┌──

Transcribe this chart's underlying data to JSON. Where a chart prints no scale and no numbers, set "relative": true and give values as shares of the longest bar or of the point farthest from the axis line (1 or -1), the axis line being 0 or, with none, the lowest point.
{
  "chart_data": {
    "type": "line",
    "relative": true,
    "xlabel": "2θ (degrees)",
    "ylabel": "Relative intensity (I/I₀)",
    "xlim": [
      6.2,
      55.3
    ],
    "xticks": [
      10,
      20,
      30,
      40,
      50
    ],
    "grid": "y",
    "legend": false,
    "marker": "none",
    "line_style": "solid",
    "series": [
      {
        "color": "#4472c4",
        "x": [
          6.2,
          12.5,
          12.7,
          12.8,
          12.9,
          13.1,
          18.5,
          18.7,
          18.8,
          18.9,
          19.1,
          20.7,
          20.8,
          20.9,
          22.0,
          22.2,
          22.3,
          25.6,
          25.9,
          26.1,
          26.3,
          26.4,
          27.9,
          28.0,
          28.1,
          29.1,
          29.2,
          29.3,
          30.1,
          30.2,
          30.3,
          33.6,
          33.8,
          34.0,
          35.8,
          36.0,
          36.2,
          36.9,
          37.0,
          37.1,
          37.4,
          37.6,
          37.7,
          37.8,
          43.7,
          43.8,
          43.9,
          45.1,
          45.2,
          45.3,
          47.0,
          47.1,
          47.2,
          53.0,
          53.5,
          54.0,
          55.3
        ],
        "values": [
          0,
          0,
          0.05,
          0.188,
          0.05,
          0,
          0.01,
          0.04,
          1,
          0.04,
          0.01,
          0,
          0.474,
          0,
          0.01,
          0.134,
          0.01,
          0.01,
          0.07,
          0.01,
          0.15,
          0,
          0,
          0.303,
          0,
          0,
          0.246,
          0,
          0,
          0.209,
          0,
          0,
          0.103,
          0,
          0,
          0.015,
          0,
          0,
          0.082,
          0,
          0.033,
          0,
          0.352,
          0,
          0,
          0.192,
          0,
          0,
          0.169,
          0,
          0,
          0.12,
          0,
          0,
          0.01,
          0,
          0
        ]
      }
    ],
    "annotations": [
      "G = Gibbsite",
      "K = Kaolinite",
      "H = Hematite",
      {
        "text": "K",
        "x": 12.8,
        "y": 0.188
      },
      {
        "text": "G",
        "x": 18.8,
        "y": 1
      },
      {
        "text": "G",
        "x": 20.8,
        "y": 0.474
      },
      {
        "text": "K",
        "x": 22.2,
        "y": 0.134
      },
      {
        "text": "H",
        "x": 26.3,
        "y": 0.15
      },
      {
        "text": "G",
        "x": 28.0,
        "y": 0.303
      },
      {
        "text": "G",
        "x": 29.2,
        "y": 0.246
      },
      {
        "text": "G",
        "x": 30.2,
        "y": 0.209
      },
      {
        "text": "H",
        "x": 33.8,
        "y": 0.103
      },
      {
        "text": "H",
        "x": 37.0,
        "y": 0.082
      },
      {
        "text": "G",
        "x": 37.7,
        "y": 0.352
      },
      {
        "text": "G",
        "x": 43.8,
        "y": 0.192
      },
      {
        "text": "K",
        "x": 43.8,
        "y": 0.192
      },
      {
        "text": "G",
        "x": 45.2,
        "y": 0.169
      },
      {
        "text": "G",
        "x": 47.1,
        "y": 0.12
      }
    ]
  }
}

└──

→ **What you will do**:
Above are some records; extract every one of them exactly.

→ **Solution for this task**:
Transcribe this chart's underlying data to JSON. Where a chart prints no scale and no numbers, set "relative": true and give values as shares of the longest bar or of the point farthest from the axis line (1 or -1), the axis line being 0 or, with none, the lowest point.
{
  "chart_data": {
    "type": "line",
    "relative": true,
    "xlabel": "2θ (degrees)",
    "ylabel": "Relative intensity (I/I₀)",
    "xlim": [
      6.2,
      55.3
    ],
    "xticks": [
      10,
      20,
      30,
      40,
      50
    ],
    "grid": "y",
    "legend": false,
    "marker": "none",
    "line_style": "solid",
    "series": [
      {
        "color": "#4472c4",
        "x": [
          6.2,
          12.5,
          12.7,
          12.8,
          12.9,
          13.1,
          18.5,
          18.7,
          18.8,
          18.9,
          19.1,
          20.7,
          20.8,
          20.9,
          22.0,
          22.2,
          22.3,
          25.6,
          25.9,
          26.1,
          26.3,
          26.4,
          27.9,
          28.0,
          28.1,
          29.1,
          29.2,
          29.3,
          30.1,
          30.2,
          30.3,
          33.6,
          33.8,
          34.0,
          35.8,
          36.0,
          36.2,
          36.9,
          37.0,
          37.1,
          37.4,
          37.6,
          37.7,
          37.8,
          43.7,
          43.8,
          43.9,
          45.1,
          45.2,
          45.3,
          47.0,
          47.1,
          47.2,
          53.0,
          53.5,
          54.0,
          55.3
        ],
        "values": [
          0,
          0,
          0.05,
          0.188,
          0.05,
          0,
          0.01,
          0.04,
          1,
          0.04,
          0.01,
          0,
          0.474,
          0,
          0.01,
          0.134,
          0.01,
          0.01,
          0.07,
          0.01,
          0.15,
          0,
          0,
          0.303,
          0,
          0,
          0.246,
          0,
          0,
          0.209,
          0,
          0,
          0.103,
          0,
          0,
          0.015,
          0,
          0,
          0.082,
          0,
          0.033,
          0,
          0.352,
          0,
          0,
          0.192,
          0,
          0,
          0.169,
          0,
          0,
          0.12,
          0,
          0,
          0.01,
          0,
          0
        ]
      }
    ],
    "annotations": [
      "G = Gibbsite",
      "K = Kaolinite",
      "H = Hematite",
      {
        "text": "K",
        "x": 12.8,
        "y": 0.188
      },
      {
        "text": "G",
        "x": 18.8,
        "y": 1
      },
      {
        "text": "G",
        "x": 20.8,
        "y": 0.474
      },
      {
        "text": "K",
        "x": 22.2,
        "y": 0.134
      },
      {
        "text": "H",
        "x": 26.3,
        "y": 0.15
      },
      {
        "text": "G",
        "x": 28.0,
        "y": 0.303
      },
      {
        "text": "G",
        "x": 29.2,
        "y": 0.246
      },
      {
        "text": "G",
        "x": 30.2,
        "y": 0.209
      },
      {
        "text": "H",
        "x": 33.8,
        "y": 0.103
      },
      {
        "text": "H",
        "x": 37.0,
        "y": 0.082
      },
      {
        "text": "G",
        "x": 37.7,
        "y": 0.352
      },
      {
        "text": "G",
        "x": 43.8,
        "y": 0.192
      },
      {
        "text": "K",
        "x": 43.8,
        "y": 0.192
      },
      {
        "text": "G",
        "x": 45.2,
        "y": 0.169
      },
      {
        "text": "G",
        "x": 47.1,
        "y": 0.12
      }
    ]
  }
}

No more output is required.